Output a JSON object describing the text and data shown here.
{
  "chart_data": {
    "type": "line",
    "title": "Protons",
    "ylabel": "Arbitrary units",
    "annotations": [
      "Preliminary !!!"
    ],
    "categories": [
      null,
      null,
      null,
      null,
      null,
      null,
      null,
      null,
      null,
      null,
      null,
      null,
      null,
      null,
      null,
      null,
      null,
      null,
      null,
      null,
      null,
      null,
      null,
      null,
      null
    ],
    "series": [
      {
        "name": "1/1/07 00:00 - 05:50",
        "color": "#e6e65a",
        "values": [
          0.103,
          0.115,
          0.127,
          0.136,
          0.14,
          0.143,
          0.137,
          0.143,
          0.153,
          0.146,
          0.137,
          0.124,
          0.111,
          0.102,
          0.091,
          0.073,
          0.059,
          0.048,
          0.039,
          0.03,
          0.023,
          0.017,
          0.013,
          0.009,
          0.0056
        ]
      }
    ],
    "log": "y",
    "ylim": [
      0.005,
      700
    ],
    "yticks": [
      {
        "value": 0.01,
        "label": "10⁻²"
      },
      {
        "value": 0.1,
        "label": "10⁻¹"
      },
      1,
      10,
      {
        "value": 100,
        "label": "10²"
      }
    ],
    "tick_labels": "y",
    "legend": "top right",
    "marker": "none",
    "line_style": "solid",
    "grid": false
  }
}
☆ ☆ ☆
GIVEN PROBLEM: Your task is to quote all of the data word for word.

EXERCISE OUTPUT:
Output a JSON object describing the text and data shown here.
{
  "chart_data": {
    "type": "line",
    "title": "Protons",
    "ylabel": "Arbitrary units",
    "annotations": [
      "Preliminary !!!"
    ],
    "categories": [
      null,
      null,
      null,
      null,
      null,
      null,
      null,
      null,
      null,
      null,
      null,
      null,
      null,
      null,
      null,
      null,
      null,
      null,
      null,
      null,
      null,
      null,
      null,
      null,
      null
    ],
    "series": [
      {
        "name": "1/1/07 00:00 - 05:50",
        "color": "#e6e65a",
        "values": [
          0.103,
          0.115,
          0.127,
          0.136,
          0.14,
          0.143,
          0.137,
          0.143,
          0.153,
          0.146,
          0.137,
          0.124,
          0.111,
          0.102,
          0.091,
          0.073,
          0.059,
          0.048,
          0.039,
          0.03,
          0.023,
          0.017,
          0.013,
          0.009,
          0.0056
        ]
      }
    ],
    "log": "y",
    "ylim": [
      0.005,
      700
    ],
    "yticks": [
      {
        "value": 0.01,
        "label": "10⁻²"
      },
      {
        "value": 0.1,
        "label": "10⁻¹"
      },
      1,
      10,
      {
        "value": 100,
        "label": "10²"
      }
    ],
    "tick_labels": "y",
    "legend": "top right",
    "marker": "none",
    "line_style": "solid",
    "grid": false
  }
}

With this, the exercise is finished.